Copy the lines of the data below verbatim, from the line containing "menu-select[interactable]: Select xyxy=(165,27,198,41)" through the line containing "hamburger-menu-icon[interactable]: ☰ xyxy=(1421,50,1433,66)", inclusive.

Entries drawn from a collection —

■ ■ ■ ■ ■

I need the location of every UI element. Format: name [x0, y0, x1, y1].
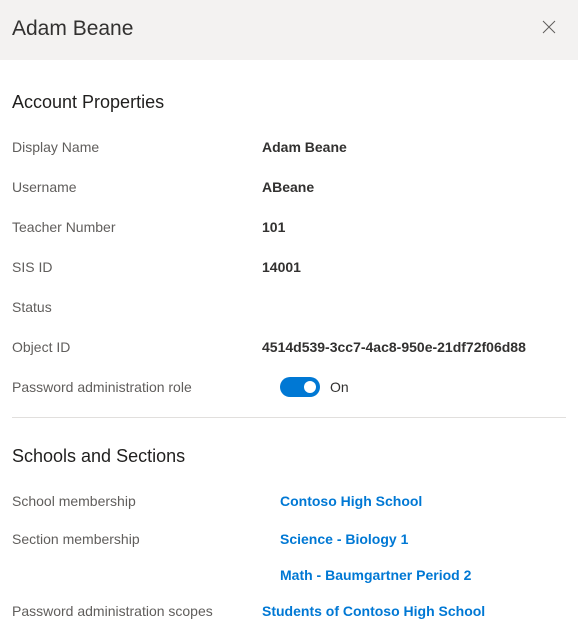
label-teacher-number: Teacher Number: [12, 219, 262, 235]
password-admin-role-toggle[interactable]: [280, 377, 320, 397]
value-sis-id: 14001: [262, 259, 301, 275]
panel-header: Adam Beane: [0, 0, 578, 60]
close-icon[interactable]: [538, 16, 560, 42]
label-object-id: Object ID: [12, 339, 262, 355]
label-display-name: Display Name: [12, 139, 262, 155]
row-status: Status: [12, 297, 566, 317]
panel-title: Adam Beane: [12, 17, 133, 41]
toggle-container: On: [280, 377, 349, 397]
section-divider: [12, 417, 566, 418]
label-password-admin-scopes: Password administration scopes: [12, 603, 262, 619]
label-section-membership-spacer: [12, 567, 280, 583]
link-password-admin-scopes[interactable]: Students of Contoso High School: [262, 603, 485, 619]
row-section-membership-extra: Math - Baumgartner Period 2: [12, 567, 566, 583]
link-school-membership[interactable]: Contoso High School: [280, 493, 422, 509]
row-password-admin-role: Password administration role On: [12, 377, 566, 397]
section-title-account-properties: Account Properties: [12, 92, 566, 113]
label-password-admin-role: Password administration role: [12, 379, 262, 395]
value-object-id: 4514d539-3cc7-4ac8-950e-21df72f06d88: [262, 339, 526, 355]
panel-content: Account Properties Display Name Adam Bea…: [0, 60, 578, 621]
label-status: Status: [12, 299, 262, 315]
label-section-membership: Section membership: [12, 531, 280, 547]
link-section-membership-2[interactable]: Math - Baumgartner Period 2: [280, 567, 471, 583]
section-title-schools-sections: Schools and Sections: [12, 446, 566, 467]
value-display-name: Adam Beane: [262, 139, 347, 155]
label-sis-id: SIS ID: [12, 259, 262, 275]
row-password-admin-scopes: Password administration scopes Students …: [12, 601, 566, 621]
value-username: ABeane: [262, 179, 314, 195]
row-object-id: Object ID 4514d539-3cc7-4ac8-950e-21df72…: [12, 337, 566, 357]
row-username: Username ABeane: [12, 177, 566, 197]
row-teacher-number: Teacher Number 101: [12, 217, 566, 237]
label-username: Username: [12, 179, 262, 195]
toggle-knob-icon: [304, 381, 316, 393]
toggle-state-label: On: [330, 379, 349, 395]
link-section-membership-1[interactable]: Science - Biology 1: [280, 531, 408, 547]
value-teacher-number: 101: [262, 219, 285, 235]
row-display-name: Display Name Adam Beane: [12, 137, 566, 157]
label-school-membership: School membership: [12, 493, 280, 509]
row-section-membership: Section membership Science - Biology 1: [12, 529, 566, 549]
row-sis-id: SIS ID 14001: [12, 257, 566, 277]
row-school-membership: School membership Contoso High School: [12, 491, 566, 511]
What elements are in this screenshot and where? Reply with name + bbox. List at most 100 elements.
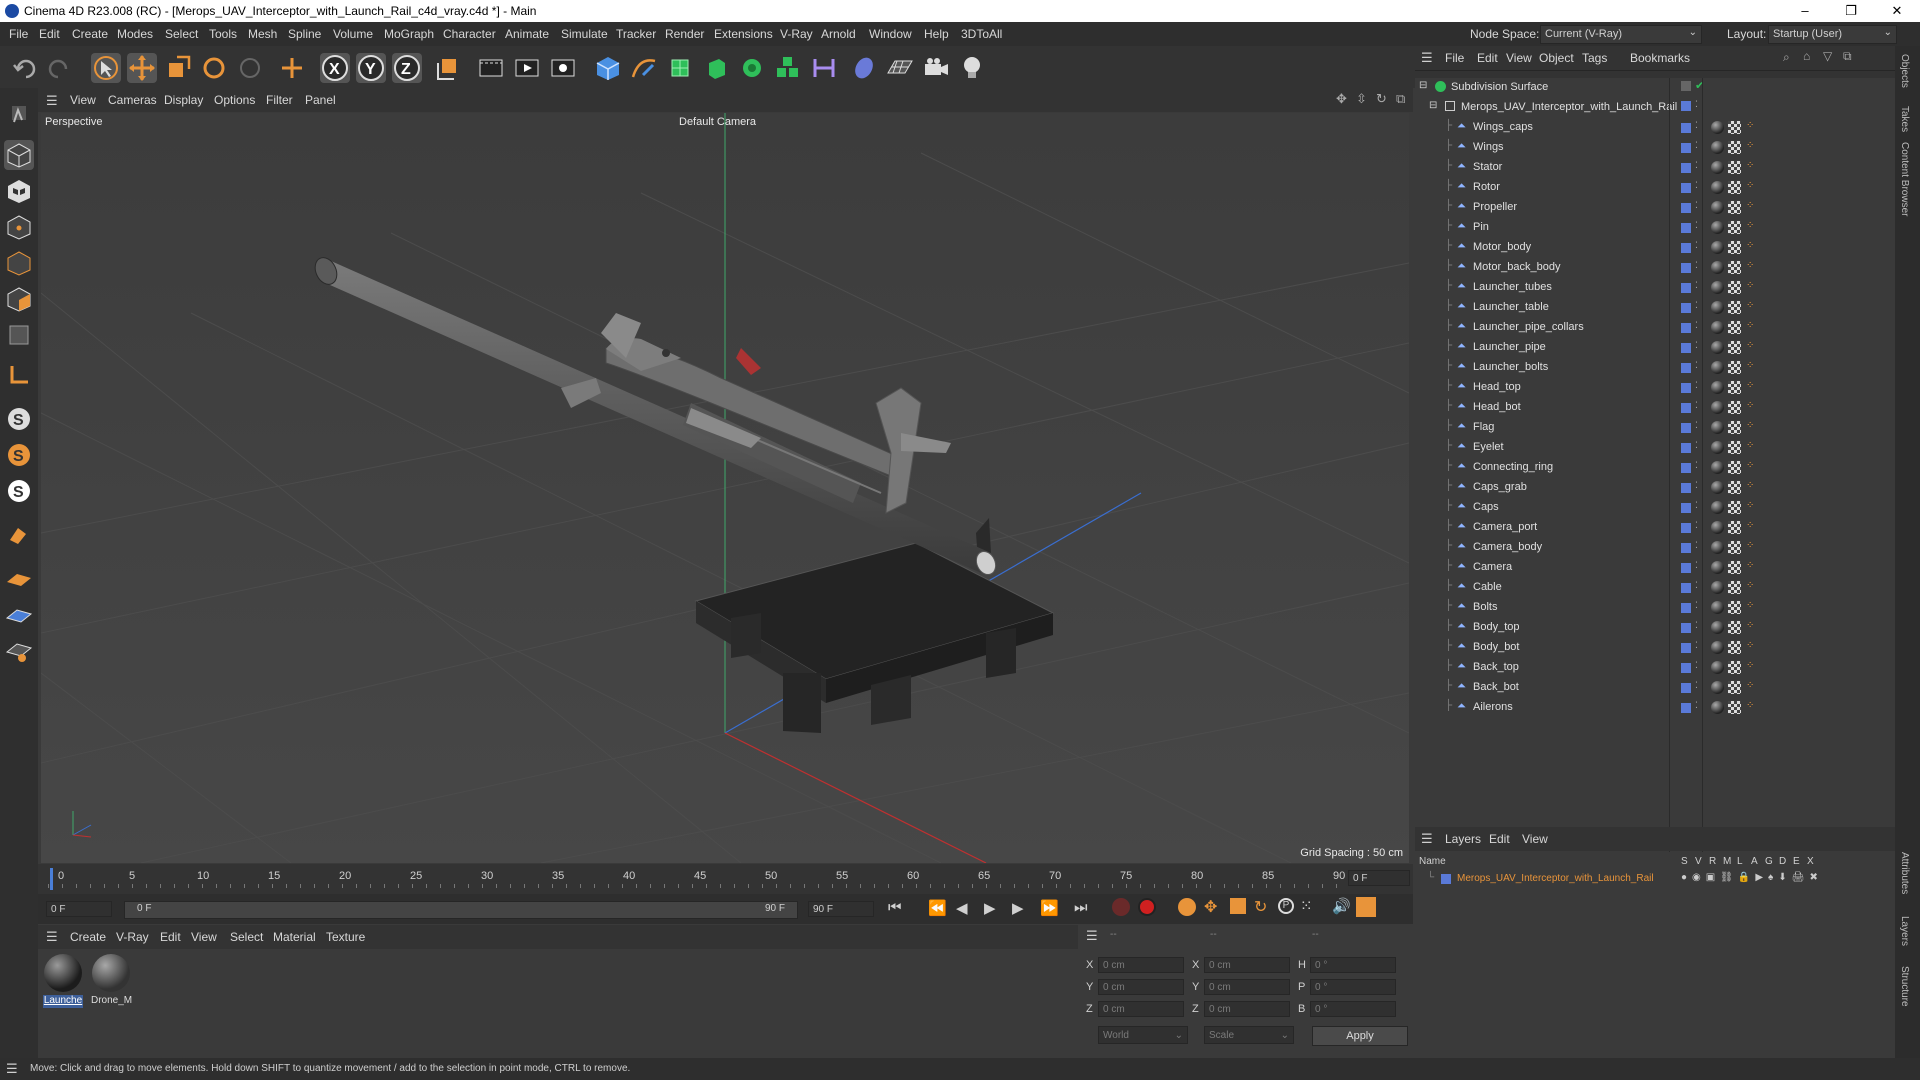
menu-select[interactable]: Select xyxy=(165,27,198,41)
list-item[interactable]: ├ ⏶ Launcher_bolts ⁚ ⁘ xyxy=(1415,358,1895,378)
3d-viewport[interactable]: Perspective Default Camera Grid Spacing … xyxy=(41,113,1409,863)
texture-tag-icon[interactable] xyxy=(1728,681,1741,694)
render-picture-viewer-icon[interactable] xyxy=(512,53,542,83)
material-tag-icon[interactable] xyxy=(1711,541,1724,554)
list-item[interactable]: ├ ⏶ Launcher_pipe_collars ⁚ ⁘ xyxy=(1415,318,1895,338)
phong-tag-icon[interactable]: ⁘ xyxy=(1746,160,1754,171)
hamburger-menu-icon[interactable]: ☰ xyxy=(1421,50,1433,66)
layer-swatch[interactable] xyxy=(1681,483,1691,493)
keyframe-selection-icon[interactable] xyxy=(1178,898,1196,916)
camera-icon[interactable] xyxy=(921,53,951,83)
menu-create[interactable]: Create xyxy=(72,27,108,41)
material-tag-icon[interactable] xyxy=(1711,181,1724,194)
grid-workplane-icon[interactable] xyxy=(4,600,34,630)
material-tag-icon[interactable] xyxy=(1711,261,1724,274)
phong-tag-icon[interactable]: ⁘ xyxy=(1746,380,1754,391)
viewport-menu-view[interactable]: View xyxy=(70,93,96,107)
snap-icon[interactable]: S xyxy=(4,404,34,434)
material-tag-icon[interactable] xyxy=(1711,141,1724,154)
x-axis-lock-icon[interactable]: X xyxy=(320,53,350,83)
visibility-dots-icon[interactable]: ⁚ xyxy=(1695,260,1698,271)
locked-workplane-icon[interactable] xyxy=(4,636,34,666)
position-key-icon[interactable]: ✥ xyxy=(1204,897,1217,917)
layers-menu-layers[interactable]: Layers xyxy=(1445,832,1481,846)
make-editable-icon[interactable] xyxy=(4,98,34,128)
end-frame-field[interactable]: 90 F xyxy=(808,901,874,917)
list-item[interactable]: ├ ⏶ Back_top ⁚ ⁘ xyxy=(1415,658,1895,678)
material-tag-icon[interactable] xyxy=(1711,361,1724,374)
visibility-dots-icon[interactable]: ⁚ xyxy=(1695,340,1698,351)
collapse-icon[interactable]: ⊟ xyxy=(1429,100,1437,111)
material-menu-view[interactable]: View xyxy=(191,930,217,944)
go-to-end-icon[interactable]: ⏭ xyxy=(1074,899,1088,916)
visibility-dots-icon[interactable]: ⁚ xyxy=(1695,480,1698,491)
texture-tag-icon[interactable] xyxy=(1728,321,1741,334)
texture-tag-icon[interactable] xyxy=(1728,381,1741,394)
phong-tag-icon[interactable]: ⁘ xyxy=(1746,420,1754,431)
phong-tag-icon[interactable]: ⁘ xyxy=(1746,280,1754,291)
spline-pen-icon[interactable] xyxy=(629,53,659,83)
tab-takes[interactable]: Takes xyxy=(1899,106,1910,132)
visibility-dots-icon[interactable]: ⁚ xyxy=(1695,200,1698,211)
environment-icon[interactable] xyxy=(849,53,879,83)
point-level-key-icon[interactable]: ⁙ xyxy=(1300,897,1313,915)
phong-tag-icon[interactable]: ⁘ xyxy=(1746,540,1754,551)
layer-swatch[interactable] xyxy=(1681,403,1691,413)
layer-swatch[interactable] xyxy=(1681,203,1691,213)
size-z-field[interactable]: 0 cm xyxy=(1204,1001,1290,1017)
list-item[interactable]: ├ ⏶ Caps ⁚ ⁘ xyxy=(1415,498,1895,518)
hamburger-menu-icon[interactable]: ☰ xyxy=(1086,928,1098,944)
search-icon[interactable]: ⌕ xyxy=(1783,50,1790,65)
phong-tag-icon[interactable]: ⁘ xyxy=(1746,140,1754,151)
layer-flags-icon[interactable]: ●◉▣⛓🔒▶♠⬇🖨✖ xyxy=(1681,872,1823,883)
model-mode-icon[interactable] xyxy=(4,140,34,170)
layer-swatch[interactable] xyxy=(1681,423,1691,433)
phong-tag-icon[interactable]: ⁘ xyxy=(1746,700,1754,711)
om-menu-bookmarks[interactable]: Bookmarks xyxy=(1630,51,1690,65)
redo-icon[interactable] xyxy=(44,53,74,83)
cube-primitive-icon[interactable] xyxy=(593,53,623,83)
texture-tag-icon[interactable] xyxy=(1728,261,1741,274)
viewport-menu-panel[interactable]: Panel xyxy=(305,93,336,107)
rotate-view-icon[interactable]: ↻ xyxy=(1376,91,1387,107)
texture-tag-icon[interactable] xyxy=(1728,461,1741,474)
layer-swatch[interactable] xyxy=(1681,463,1691,473)
viewport-menu-display[interactable]: Display xyxy=(164,93,203,107)
phong-tag-icon[interactable]: ⁘ xyxy=(1746,580,1754,591)
visibility-dots-icon[interactable]: ⁚ xyxy=(1695,540,1698,551)
list-item[interactable]: ├ ⏶ Head_bot ⁚ ⁘ xyxy=(1415,398,1895,418)
render-settings-icon[interactable] xyxy=(548,53,578,83)
material-tag-icon[interactable] xyxy=(1711,401,1724,414)
list-item[interactable]: ├ ⏶ Motor_back_body ⁚ ⁘ xyxy=(1415,258,1895,278)
menu-window[interactable]: Window xyxy=(869,27,912,41)
visibility-dots-icon[interactable]: ⁚ xyxy=(1695,140,1698,151)
texture-mode-icon[interactable] xyxy=(4,176,34,206)
menu-arnold[interactable]: Arnold xyxy=(821,27,856,41)
polygons-mode-icon[interactable] xyxy=(4,284,34,314)
material-tag-icon[interactable] xyxy=(1711,641,1724,654)
uv-mode-icon[interactable] xyxy=(4,320,34,350)
material-tag-icon[interactable] xyxy=(1711,301,1724,314)
layer-swatch[interactable] xyxy=(1681,163,1691,173)
list-item[interactable]: ├ ⏶ Bolts ⁚ ⁘ xyxy=(1415,598,1895,618)
material-tag-icon[interactable] xyxy=(1711,581,1724,594)
list-item[interactable]: ├ ⏶ Launcher_table ⁚ ⁘ xyxy=(1415,298,1895,318)
material-tag-icon[interactable] xyxy=(1711,601,1724,614)
position-x-field[interactable]: 0 cm xyxy=(1098,957,1184,973)
material-tag-icon[interactable] xyxy=(1711,381,1724,394)
visibility-dots-icon[interactable]: ⁚ xyxy=(1695,660,1698,671)
phong-tag-icon[interactable]: ⁘ xyxy=(1746,480,1754,491)
texture-tag-icon[interactable] xyxy=(1728,301,1741,314)
coordinate-system-dropdown[interactable]: World ⌄ xyxy=(1098,1026,1188,1044)
select-tool-icon[interactable] xyxy=(91,53,121,83)
material-tag-icon[interactable] xyxy=(1711,621,1724,634)
texture-tag-icon[interactable] xyxy=(1728,521,1741,534)
move-view-icon[interactable]: ✥ xyxy=(1336,91,1347,107)
layer-swatch[interactable] xyxy=(1681,263,1691,273)
material-tag-icon[interactable] xyxy=(1711,461,1724,474)
visibility-dots-icon[interactable]: ⁚ xyxy=(1695,160,1698,171)
go-to-start-icon[interactable]: ⏮ xyxy=(888,899,902,916)
node-space-dropdown[interactable]: Current (V-Ray) ⌄ xyxy=(1540,25,1702,44)
material-tag-icon[interactable] xyxy=(1711,701,1724,714)
layer-color-swatch[interactable] xyxy=(1441,874,1451,884)
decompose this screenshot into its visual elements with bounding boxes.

■ ■ ■ ■ ■

Exercise result —
menu-select[interactable]: Select xyxy=(165,27,198,41)
list-item[interactable]: ├ ⏶ Launcher_bolts ⁚ ⁘ xyxy=(1415,358,1895,378)
3d-viewport[interactable]: Perspective Default Camera Grid Spacing … xyxy=(41,113,1409,863)
texture-tag-icon[interactable] xyxy=(1728,681,1741,694)
render-picture-viewer-icon[interactable] xyxy=(512,53,542,83)
material-tag-icon[interactable] xyxy=(1711,541,1724,554)
list-item[interactable]: ├ ⏶ Launcher_pipe_collars ⁚ ⁘ xyxy=(1415,318,1895,338)
phong-tag-icon[interactable]: ⁘ xyxy=(1746,160,1754,171)
hamburger-menu-icon[interactable]: ☰ xyxy=(1421,50,1433,66)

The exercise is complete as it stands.